----- Data to use -----

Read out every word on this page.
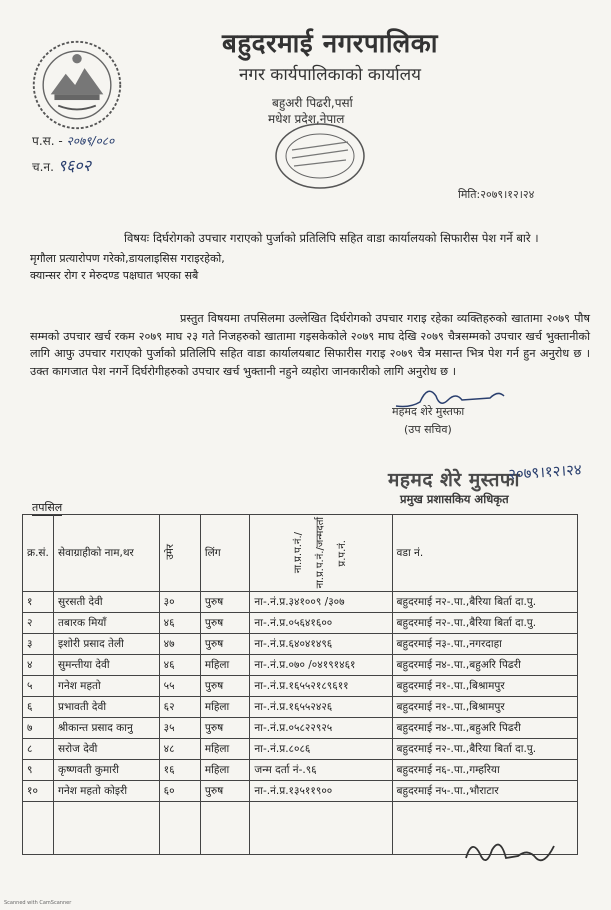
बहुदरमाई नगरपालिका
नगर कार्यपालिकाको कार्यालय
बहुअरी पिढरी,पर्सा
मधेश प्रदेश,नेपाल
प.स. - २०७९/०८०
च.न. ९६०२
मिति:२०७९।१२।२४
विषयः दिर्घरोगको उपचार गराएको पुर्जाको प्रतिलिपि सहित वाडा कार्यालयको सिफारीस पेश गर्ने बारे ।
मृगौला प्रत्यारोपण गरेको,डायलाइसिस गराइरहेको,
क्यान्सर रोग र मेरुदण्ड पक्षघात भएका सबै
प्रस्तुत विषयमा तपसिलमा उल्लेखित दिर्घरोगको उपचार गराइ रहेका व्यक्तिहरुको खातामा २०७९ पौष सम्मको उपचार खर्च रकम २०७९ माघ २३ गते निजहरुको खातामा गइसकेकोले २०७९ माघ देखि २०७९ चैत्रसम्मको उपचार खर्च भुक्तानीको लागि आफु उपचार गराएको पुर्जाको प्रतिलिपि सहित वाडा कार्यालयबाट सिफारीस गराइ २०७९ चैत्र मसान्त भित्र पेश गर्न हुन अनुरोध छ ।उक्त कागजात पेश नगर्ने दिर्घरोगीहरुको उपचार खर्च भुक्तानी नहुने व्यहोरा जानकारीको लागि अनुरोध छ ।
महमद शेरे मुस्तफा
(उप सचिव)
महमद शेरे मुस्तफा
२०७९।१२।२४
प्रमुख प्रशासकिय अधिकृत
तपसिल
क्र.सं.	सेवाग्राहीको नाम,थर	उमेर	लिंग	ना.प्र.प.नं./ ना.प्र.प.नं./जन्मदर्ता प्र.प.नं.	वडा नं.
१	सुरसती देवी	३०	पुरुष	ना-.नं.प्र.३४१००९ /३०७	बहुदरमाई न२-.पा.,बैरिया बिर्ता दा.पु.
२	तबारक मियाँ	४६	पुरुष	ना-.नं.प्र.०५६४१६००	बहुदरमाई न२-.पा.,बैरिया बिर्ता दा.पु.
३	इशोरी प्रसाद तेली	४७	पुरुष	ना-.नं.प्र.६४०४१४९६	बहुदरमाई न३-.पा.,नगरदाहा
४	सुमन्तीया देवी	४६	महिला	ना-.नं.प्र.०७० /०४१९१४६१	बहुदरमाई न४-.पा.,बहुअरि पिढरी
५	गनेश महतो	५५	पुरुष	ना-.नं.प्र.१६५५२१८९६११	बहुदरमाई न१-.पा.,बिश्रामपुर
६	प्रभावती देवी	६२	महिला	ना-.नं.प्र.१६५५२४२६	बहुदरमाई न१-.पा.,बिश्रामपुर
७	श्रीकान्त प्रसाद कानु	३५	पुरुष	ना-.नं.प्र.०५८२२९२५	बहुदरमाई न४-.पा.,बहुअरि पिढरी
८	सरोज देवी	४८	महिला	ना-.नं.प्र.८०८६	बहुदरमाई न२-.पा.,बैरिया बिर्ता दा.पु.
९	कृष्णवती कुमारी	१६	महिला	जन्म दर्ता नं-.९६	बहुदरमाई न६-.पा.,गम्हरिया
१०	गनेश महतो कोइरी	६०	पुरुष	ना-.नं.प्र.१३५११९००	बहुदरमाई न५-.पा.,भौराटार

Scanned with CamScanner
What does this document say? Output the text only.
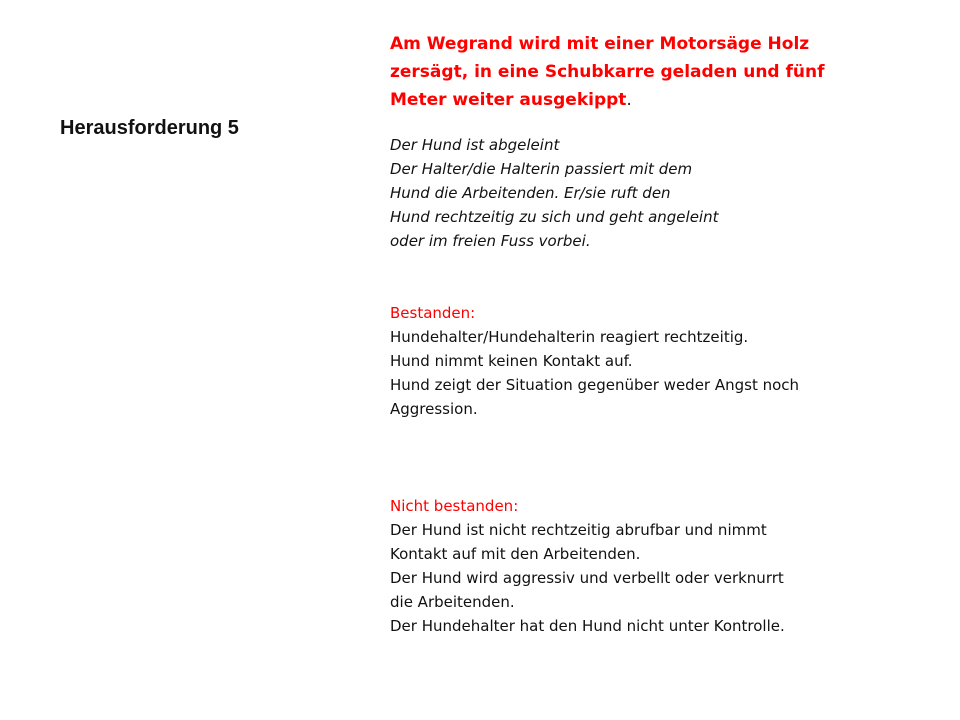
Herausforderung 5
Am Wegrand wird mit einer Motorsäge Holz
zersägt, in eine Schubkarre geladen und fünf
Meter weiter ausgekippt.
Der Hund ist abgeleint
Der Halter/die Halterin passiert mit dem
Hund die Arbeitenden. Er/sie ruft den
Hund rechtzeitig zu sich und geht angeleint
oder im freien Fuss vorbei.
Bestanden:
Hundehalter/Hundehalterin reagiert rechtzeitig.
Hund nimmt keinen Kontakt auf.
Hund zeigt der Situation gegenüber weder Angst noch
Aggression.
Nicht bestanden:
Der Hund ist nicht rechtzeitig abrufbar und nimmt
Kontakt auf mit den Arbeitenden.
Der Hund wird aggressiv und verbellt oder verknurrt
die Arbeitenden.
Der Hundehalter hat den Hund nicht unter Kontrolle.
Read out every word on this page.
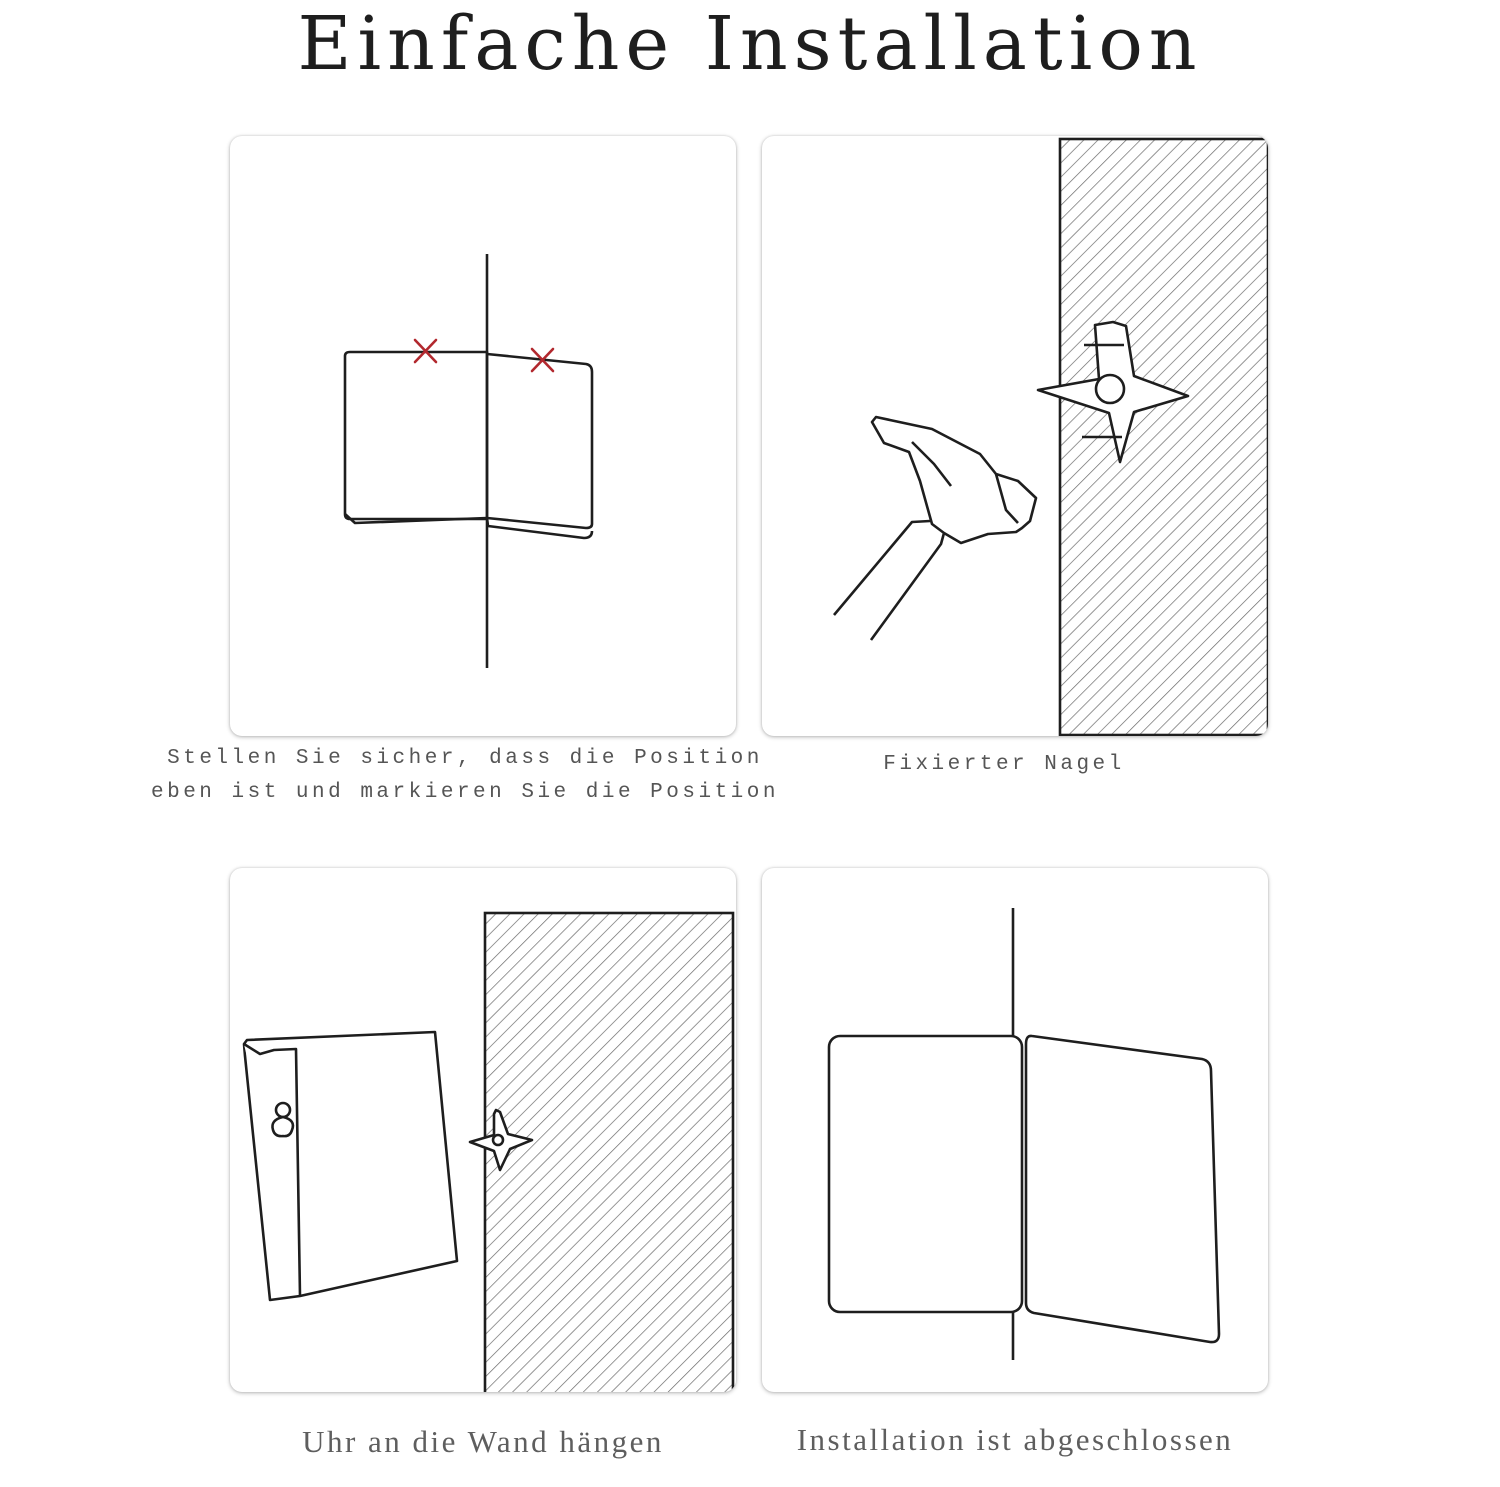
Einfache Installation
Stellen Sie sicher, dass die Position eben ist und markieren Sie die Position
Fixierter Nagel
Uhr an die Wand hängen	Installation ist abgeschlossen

-----

Written instruction.
Copy out the data above exactly, except the pictures.

Written reply.
Read out every word on this page.
बहुदरमाई नगरपालिका
नगर कार्यपालिकाको कार्यालय
बहुअरी पिढरी,पर्सा
मधेश प्रदेश,नेपाल
प.स. - २०७९/०८०
च.न. ९६०२
मिति:२०७९।१२।२४
विषयः दिर्घरोगको उपचार गराएको पुर्जाको प्रतिलिपि सहित वाडा कार्यालयको सिफारीस पेश गर्ने बारे ।
मृगौला प्रत्यारोपण गरेको,डायलाइसिस गराइरहेको,
क्यान्सर रोग र मेरुदण्ड पक्षघात भएका सबै
प्रस्तुत विषयमा तपसिलमा उल्लेखित दिर्घरोगको उपचार गराइ रहेका व्यक्तिहरुको खातामा २०७९ पौष सम्मको उपचार खर्च रकम २०७९ माघ २३ गते निजहरुको खातामा गइसकेकोले २०७९ माघ देखि २०७९ चैत्रसम्मको उपचार खर्च भुक्तानीको लागि आफु उपचार गराएको पुर्जाको प्रतिलिपि सहित वाडा कार्यालयबाट सिफारीस गराइ २०७९ चैत्र मसान्त भित्र पेश गर्न हुन अनुरोध छ ।उक्त कागजात पेश नगर्ने दिर्घरोगीहरुको उपचार खर्च भुक्तानी नहुने व्यहोरा जानकारीको लागि अनुरोध छ ।
महमद शेरे मुस्तफा
(उप सचिव)
महमद शेरे मुस्तफा
२०७९।१२।२४
प्रमुख प्रशासकिय अधिकृत
तपसिल
क्र.सं.	सेवाग्राहीको नाम,थर	उमेर	लिंग	ना.प्र.प.नं./ ना.प्र.प.नं./जन्मदर्ता प्र.प.नं.	वडा नं.
१	सुरसती देवी	३०	पुरुष	ना-.नं.प्र.३४१००९ /३०७	बहुदरमाई न२-.पा.,बैरिया बिर्ता दा.पु.
२	तबारक मियाँ	४६	पुरुष	ना-.नं.प्र.०५६४१६००	बहुदरमाई न२-.पा.,बैरिया बिर्ता दा.पु.
३	इशोरी प्रसाद तेली	४७	पुरुष	ना-.नं.प्र.६४०४१४९६	बहुदरमाई न३-.पा.,नगरदाहा
४	सुमन्तीया देवी	४६	महिला	ना-.नं.प्र.०७० /०४१९१४६१	बहुदरमाई न४-.पा.,बहुअरि पिढरी
५	गनेश महतो	५५	पुरुष	ना-.नं.प्र.१६५५२१८९६११	बहुदरमाई न१-.पा.,बिश्रामपुर
६	प्रभावती देवी	६२	महिला	ना-.नं.प्र.१६५५२४२६	बहुदरमाई न१-.पा.,बिश्रामपुर
७	श्रीकान्त प्रसाद कानु	३५	पुरुष	ना-.नं.प्र.०५८२२९२५	बहुदरमाई न४-.पा.,बहुअरि पिढरी
८	सरोज देवी	४८	महिला	ना-.नं.प्र.८०८६	बहुदरमाई न२-.पा.,बैरिया बिर्ता दा.पु.
९	कृष्णवती कुमारी	१६	महिला	जन्म दर्ता नं-.९६	बहुदरमाई न६-.पा.,गम्हरिया
१०	गनेश महतो कोइरी	६०	पुरुष	ना-.नं.प्र.१३५११९००	बहुदरमाई न५-.पा.,भौराटार

Scanned with CamScanner
What does this document say? Output the text only.
Herausforderung 5
Am Wegrand wird mit einer Motorsäge Holz
zersägt, in eine Schubkarre geladen und fünf
Meter weiter ausgekippt.
Der Hund ist abgeleint
Der Halter/die Halterin passiert mit dem
Hund die Arbeitenden. Er/sie ruft den
Hund rechtzeitig zu sich und geht angeleint
oder im freien Fuss vorbei.
Bestanden:
Hundehalter/Hundehalterin reagiert rechtzeitig.
Hund nimmt keinen Kontakt auf.
Hund zeigt der Situation gegenüber weder Angst noch
Aggression.
Nicht bestanden:
Der Hund ist nicht rechtzeitig abrufbar und nimmt
Kontakt auf mit den Arbeitenden.
Der Hund wird aggressiv und verbellt oder verknurrt
die Arbeitenden.
Der Hundehalter hat den Hund nicht unter Kontrolle.
Read out every word on this page.
Einfache Installation
Stellen Sie sicher, dass die Position eben ist und markieren Sie die Position
Fixierter Nagel
Uhr an die Wand hängen	Installation ist abgeschlossen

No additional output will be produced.